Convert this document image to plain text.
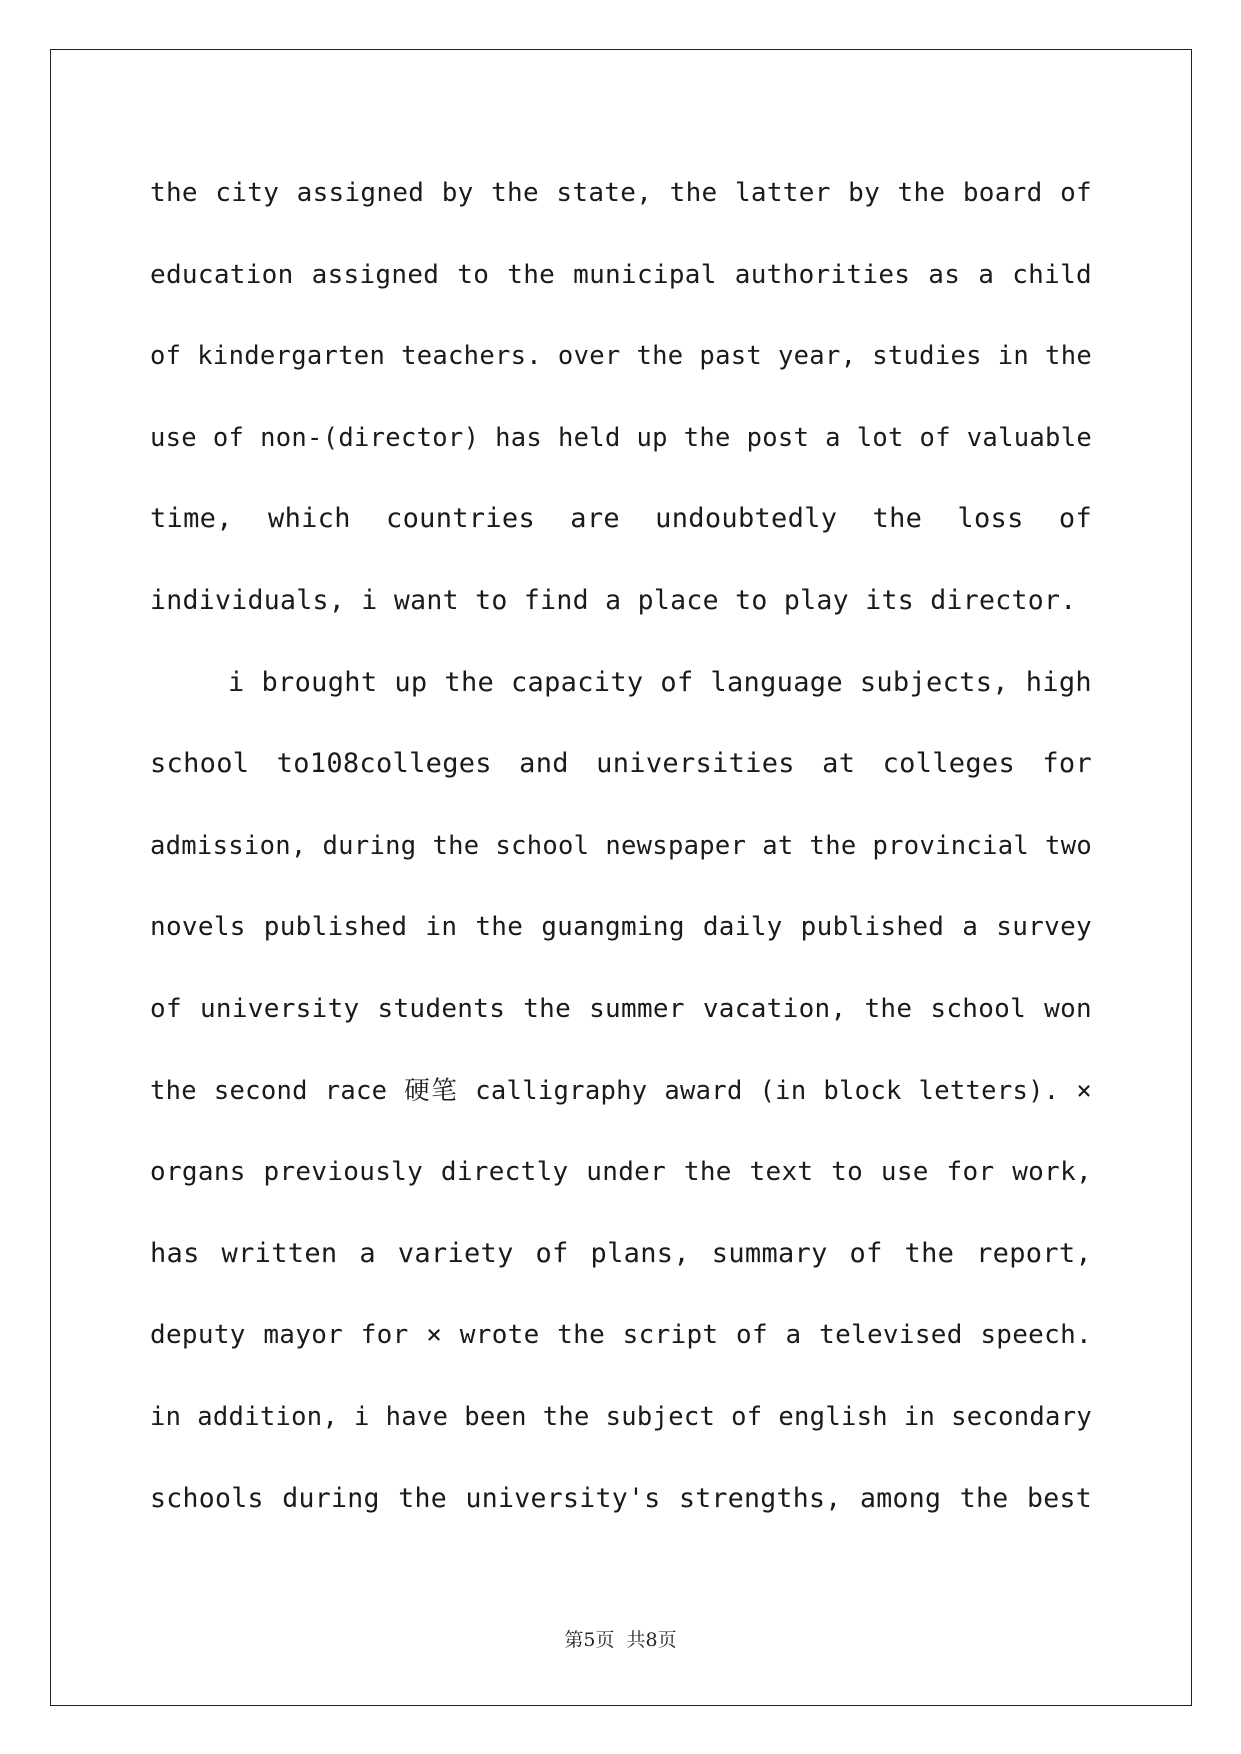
the city assigned by the state, the latter by the board of
education assigned to the municipal authorities as a child
of kindergarten teachers. over the past year, studies in the
use of non-(director) has held up the post a lot of valuable
time, which countries are undoubtedly the loss of
individuals, i want to find a place to play its director.
i brought up the capacity of language subjects, high
school to108colleges and universities at colleges for
admission, during the school newspaper at the provincial two
novels published in the guangming daily published a survey
of university students the summer vacation, the school won
the second race 硬笔 calligraphy award (in block letters). ×
organs previously directly under the text to use for work,
has written a variety of plans, summary of the report,
deputy mayor for × wrote the script of a televised speech.
in addition, i have been the subject of english in secondary
schools during the university's strengths, among the best
第5页 共8页
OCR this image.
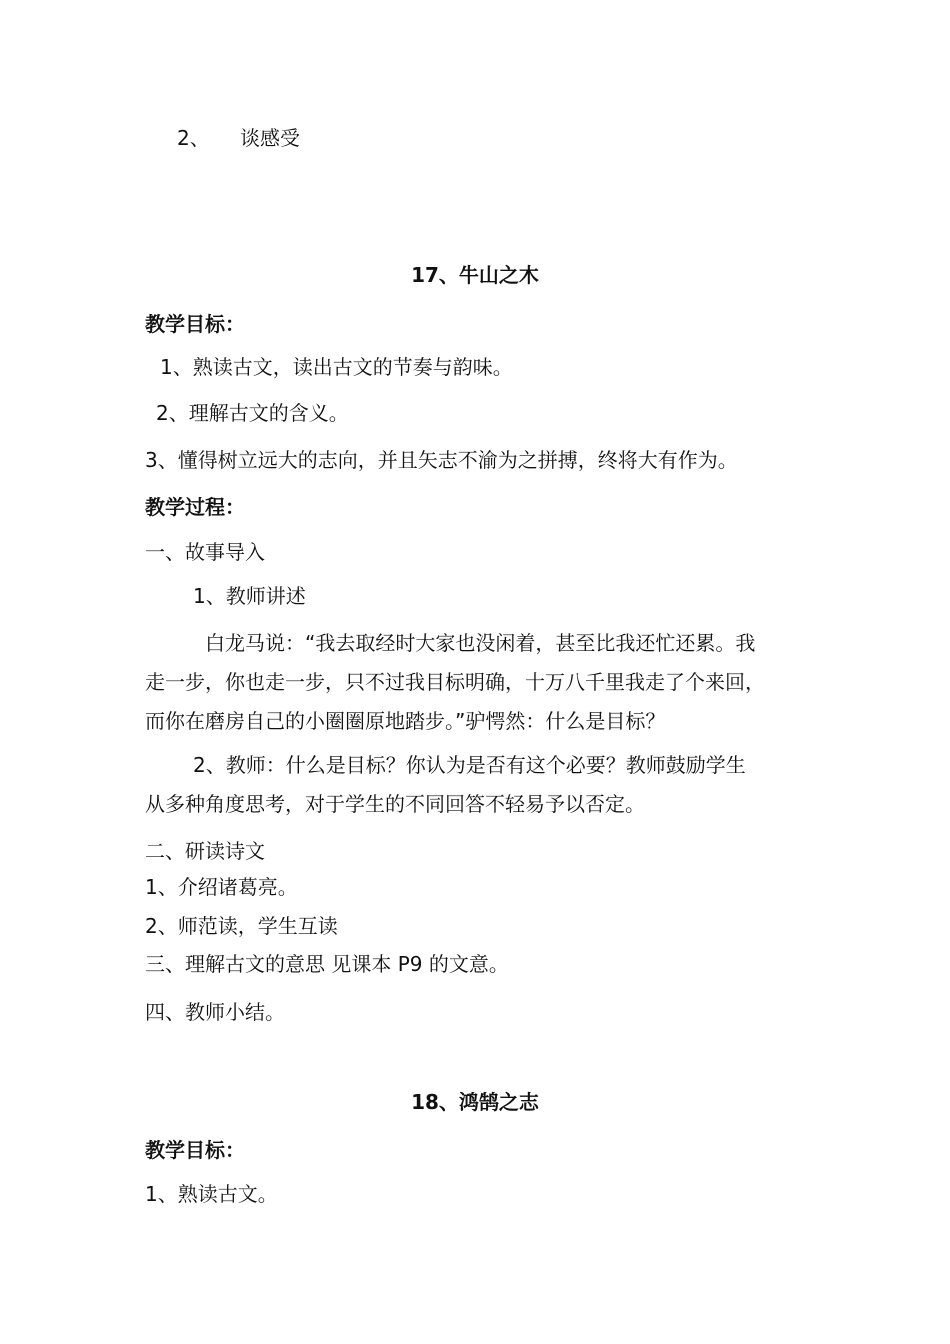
2、 谈感受
17、牛山之木
教学目标：
1、熟读古文，读出古文的节奏与韵味。
2、理解古文的含义。
3、懂得树立远大的志向，并且矢志不渝为之拼搏，终将大有作为。
教学过程：
一、故事导入
1、教师讲述
白龙马说：“我去取经时大家也没闲着，甚至比我还忙还累。我
走一步，你也走一步，只不过我目标明确，十万八千里我走了个来回，
而你在磨房自己的小圈圈原地踏步。”驴愕然：什么是目标？
2、教师：什么是目标？你认为是否有这个必要？教师鼓励学生
从多种角度思考，对于学生的不同回答不轻易予以否定。
二、研读诗文
1、介绍诸葛亮。
2、师范读，学生互读
三、理解古文的意思 见课本 P9 的文意。
四、教师小结。
18、鸿鹄之志
教学目标：
1、熟读古文。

» Required work
Make an exact copy of every record, pictures excluded.

» Response
Convert this document image to plain text.
the city assigned by the state, the latter by the board of
education assigned to the municipal authorities as a child
of kindergarten teachers. over the past year, studies in the
use of non-(director) has held up the post a lot of valuable
time, which countries are undoubtedly the loss of
individuals, i want to find a place to play its director.
i brought up the capacity of language subjects, high
school to108colleges and universities at colleges for
admission, during the school newspaper at the provincial two
novels published in the guangming daily published a survey
of university students the summer vacation, the school won
the second race 硬笔 calligraphy award (in block letters). ×
organs previously directly under the text to use for work,
has written a variety of plans, summary of the report,
deputy mayor for × wrote the script of a televised speech.
in addition, i have been the subject of english in secondary
schools during the university's strengths, among the best
第5页 共8页
OCR this image.
2、 谈感受
17、牛山之木
教学目标：
1、熟读古文，读出古文的节奏与韵味。
2、理解古文的含义。
3、懂得树立远大的志向，并且矢志不渝为之拼搏，终将大有作为。
教学过程：
一、故事导入
1、教师讲述
白龙马说：“我去取经时大家也没闲着，甚至比我还忙还累。我
走一步，你也走一步，只不过我目标明确，十万八千里我走了个来回，
而你在磨房自己的小圈圈原地踏步。”驴愕然：什么是目标？
2、教师：什么是目标？你认为是否有这个必要？教师鼓励学生
从多种角度思考，对于学生的不同回答不轻易予以否定。
二、研读诗文
1、介绍诸葛亮。
2、师范读，学生互读
三、理解古文的意思 见课本 P9 的文意。
四、教师小结。
18、鸿鹄之志
教学目标：
1、熟读古文。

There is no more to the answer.